_Task objective_: All of the material below is to be retyped exactly.

_Exercise input_:
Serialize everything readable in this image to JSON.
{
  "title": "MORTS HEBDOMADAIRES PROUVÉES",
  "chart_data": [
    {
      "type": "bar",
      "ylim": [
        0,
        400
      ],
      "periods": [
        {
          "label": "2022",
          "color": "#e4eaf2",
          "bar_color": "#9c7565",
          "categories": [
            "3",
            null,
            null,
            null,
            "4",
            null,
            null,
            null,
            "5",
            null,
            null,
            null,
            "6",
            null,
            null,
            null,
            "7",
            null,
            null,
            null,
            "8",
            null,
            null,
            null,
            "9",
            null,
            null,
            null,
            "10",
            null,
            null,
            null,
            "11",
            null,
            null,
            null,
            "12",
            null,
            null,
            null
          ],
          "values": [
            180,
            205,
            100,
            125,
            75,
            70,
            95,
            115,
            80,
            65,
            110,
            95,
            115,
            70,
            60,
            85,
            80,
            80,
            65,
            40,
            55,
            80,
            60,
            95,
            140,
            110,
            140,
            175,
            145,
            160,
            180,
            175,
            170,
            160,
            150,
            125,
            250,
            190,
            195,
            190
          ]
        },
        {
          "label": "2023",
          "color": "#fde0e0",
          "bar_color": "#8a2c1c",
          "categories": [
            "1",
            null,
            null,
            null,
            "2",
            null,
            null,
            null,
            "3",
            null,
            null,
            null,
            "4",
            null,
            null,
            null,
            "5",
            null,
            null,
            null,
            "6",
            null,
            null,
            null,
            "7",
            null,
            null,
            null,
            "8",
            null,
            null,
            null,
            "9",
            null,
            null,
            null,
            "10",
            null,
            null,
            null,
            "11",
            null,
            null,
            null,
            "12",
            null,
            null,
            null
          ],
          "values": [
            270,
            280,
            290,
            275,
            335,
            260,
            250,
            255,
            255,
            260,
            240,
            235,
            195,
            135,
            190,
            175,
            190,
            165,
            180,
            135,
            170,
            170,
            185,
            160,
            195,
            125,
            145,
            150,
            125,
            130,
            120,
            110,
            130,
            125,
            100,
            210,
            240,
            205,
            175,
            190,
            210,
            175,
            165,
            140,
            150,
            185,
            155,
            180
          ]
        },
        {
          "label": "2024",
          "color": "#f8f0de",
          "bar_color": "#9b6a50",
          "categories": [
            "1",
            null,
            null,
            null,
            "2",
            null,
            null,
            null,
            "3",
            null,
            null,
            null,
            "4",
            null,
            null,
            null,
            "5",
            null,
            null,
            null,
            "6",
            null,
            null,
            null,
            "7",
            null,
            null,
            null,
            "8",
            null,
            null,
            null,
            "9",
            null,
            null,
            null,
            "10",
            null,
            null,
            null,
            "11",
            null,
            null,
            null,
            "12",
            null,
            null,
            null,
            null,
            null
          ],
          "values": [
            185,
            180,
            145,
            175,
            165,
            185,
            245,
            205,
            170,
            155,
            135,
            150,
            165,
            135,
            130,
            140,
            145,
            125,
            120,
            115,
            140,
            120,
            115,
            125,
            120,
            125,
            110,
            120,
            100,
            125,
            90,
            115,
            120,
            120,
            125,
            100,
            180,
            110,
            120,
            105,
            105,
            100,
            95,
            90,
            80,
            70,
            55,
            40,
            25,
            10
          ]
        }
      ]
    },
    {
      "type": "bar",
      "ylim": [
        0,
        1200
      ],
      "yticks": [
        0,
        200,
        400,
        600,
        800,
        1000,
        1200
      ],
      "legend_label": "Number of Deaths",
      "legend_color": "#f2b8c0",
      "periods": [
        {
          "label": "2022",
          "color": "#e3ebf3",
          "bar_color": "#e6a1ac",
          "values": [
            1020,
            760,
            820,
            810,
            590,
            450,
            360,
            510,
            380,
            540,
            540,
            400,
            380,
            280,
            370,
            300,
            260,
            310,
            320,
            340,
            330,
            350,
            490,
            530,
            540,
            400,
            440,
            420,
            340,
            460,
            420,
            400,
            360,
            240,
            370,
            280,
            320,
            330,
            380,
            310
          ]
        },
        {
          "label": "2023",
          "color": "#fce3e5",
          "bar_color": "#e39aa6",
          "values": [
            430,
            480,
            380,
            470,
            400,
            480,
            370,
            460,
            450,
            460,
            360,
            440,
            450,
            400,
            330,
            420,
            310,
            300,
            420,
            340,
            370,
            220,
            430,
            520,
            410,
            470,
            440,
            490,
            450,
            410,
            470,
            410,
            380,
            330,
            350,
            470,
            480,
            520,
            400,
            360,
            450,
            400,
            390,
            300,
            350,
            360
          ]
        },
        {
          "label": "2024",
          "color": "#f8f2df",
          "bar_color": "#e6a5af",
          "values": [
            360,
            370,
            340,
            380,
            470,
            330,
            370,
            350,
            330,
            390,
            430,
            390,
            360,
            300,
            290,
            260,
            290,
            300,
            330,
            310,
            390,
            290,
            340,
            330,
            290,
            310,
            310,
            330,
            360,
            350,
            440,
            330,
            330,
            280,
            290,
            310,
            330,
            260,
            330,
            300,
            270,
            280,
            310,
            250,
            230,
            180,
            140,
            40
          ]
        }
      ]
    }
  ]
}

_Response to the task_:
Serialize everything readable in this image to JSON.
{
  "title": "MORTS HEBDOMADAIRES PROUVÉES",
  "chart_data": [
    {
      "type": "bar",
      "ylim": [
        0,
        400
      ],
      "periods": [
        {
          "label": "2022",
          "color": "#e4eaf2",
          "bar_color": "#9c7565",
          "categories": [
            "3",
            null,
            null,
            null,
            "4",
            null,
            null,
            null,
            "5",
            null,
            null,
            null,
            "6",
            null,
            null,
            null,
            "7",
            null,
            null,
            null,
            "8",
            null,
            null,
            null,
            "9",
            null,
            null,
            null,
            "10",
            null,
            null,
            null,
            "11",
            null,
            null,
            null,
            "12",
            null,
            null,
            null
          ],
          "values": [
            180,
            205,
            100,
            125,
            75,
            70,
            95,
            115,
            80,
            65,
            110,
            95,
            115,
            70,
            60,
            85,
            80,
            80,
            65,
            40,
            55,
            80,
            60,
            95,
            140,
            110,
            140,
            175,
            145,
            160,
            180,
            175,
            170,
            160,
            150,
            125,
            250,
            190,
            195,
            190
          ]
        },
        {
          "label": "2023",
          "color": "#fde0e0",
          "bar_color": "#8a2c1c",
          "categories": [
            "1",
            null,
            null,
            null,
            "2",
            null,
            null,
            null,
            "3",
            null,
            null,
            null,
            "4",
            null,
            null,
            null,
            "5",
            null,
            null,
            null,
            "6",
            null,
            null,
            null,
            "7",
            null,
            null,
            null,
            "8",
            null,
            null,
            null,
            "9",
            null,
            null,
            null,
            "10",
            null,
            null,
            null,
            "11",
            null,
            null,
            null,
            "12",
            null,
            null,
            null
          ],
          "values": [
            270,
            280,
            290,
            275,
            335,
            260,
            250,
            255,
            255,
            260,
            240,
            235,
            195,
            135,
            190,
            175,
            190,
            165,
            180,
            135,
            170,
            170,
            185,
            160,
            195,
            125,
            145,
            150,
            125,
            130,
            120,
            110,
            130,
            125,
            100,
            210,
            240,
            205,
            175,
            190,
            210,
            175,
            165,
            140,
            150,
            185,
            155,
            180
          ]
        },
        {
          "label": "2024",
          "color": "#f8f0de",
          "bar_color": "#9b6a50",
          "categories": [
            "1",
            null,
            null,
            null,
            "2",
            null,
            null,
            null,
            "3",
            null,
            null,
            null,
            "4",
            null,
            null,
            null,
            "5",
            null,
            null,
            null,
            "6",
            null,
            null,
            null,
            "7",
            null,
            null,
            null,
            "8",
            null,
            null,
            null,
            "9",
            null,
            null,
            null,
            "10",
            null,
            null,
            null,
            "11",
            null,
            null,
            null,
            "12",
            null,
            null,
            null,
            null,
            null
          ],
          "values": [
            185,
            180,
            145,
            175,
            165,
            185,
            245,
            205,
            170,
            155,
            135,
            150,
            165,
            135,
            130,
            140,
            145,
            125,
            120,
            115,
            140,
            120,
            115,
            125,
            120,
            125,
            110,
            120,
            100,
            125,
            90,
            115,
            120,
            120,
            125,
            100,
            180,
            110,
            120,
            105,
            105,
            100,
            95,
            90,
            80,
            70,
            55,
            40,
            25,
            10
          ]
        }
      ]
    },
    {
      "type": "bar",
      "ylim": [
        0,
        1200
      ],
      "yticks": [
        0,
        200,
        400,
        600,
        800,
        1000,
        1200
      ],
      "legend_label": "Number of Deaths",
      "legend_color": "#f2b8c0",
      "periods": [
        {
          "label": "2022",
          "color": "#e3ebf3",
          "bar_color": "#e6a1ac",
          "values": [
            1020,
            760,
            820,
            810,
            590,
            450,
            360,
            510,
            380,
            540,
            540,
            400,
            380,
            280,
            370,
            300,
            260,
            310,
            320,
            340,
            330,
            350,
            490,
            530,
            540,
            400,
            440,
            420,
            340,
            460,
            420,
            400,
            360,
            240,
            370,
            280,
            320,
            330,
            380,
            310
          ]
        },
        {
          "label": "2023",
          "color": "#fce3e5",
          "bar_color": "#e39aa6",
          "values": [
            430,
            480,
            380,
            470,
            400,
            480,
            370,
            460,
            450,
            460,
            360,
            440,
            450,
            400,
            330,
            420,
            310,
            300,
            420,
            340,
            370,
            220,
            430,
            520,
            410,
            470,
            440,
            490,
            450,
            410,
            470,
            410,
            380,
            330,
            350,
            470,
            480,
            520,
            400,
            360,
            450,
            400,
            390,
            300,
            350,
            360
          ]
        },
        {
          "label": "2024",
          "color": "#f8f2df",
          "bar_color": "#e6a5af",
          "values": [
            360,
            370,
            340,
            380,
            470,
            330,
            370,
            350,
            330,
            390,
            430,
            390,
            360,
            300,
            290,
            260,
            290,
            300,
            330,
            310,
            390,
            290,
            340,
            330,
            290,
            310,
            310,
            330,
            360,
            350,
            440,
            330,
            330,
            280,
            290,
            310,
            330,
            260,
            330,
            300,
            270,
            280,
            310,
            250,
            230,
            180,
            140,
            40
          ]
        }
      ]
    }
  ]
}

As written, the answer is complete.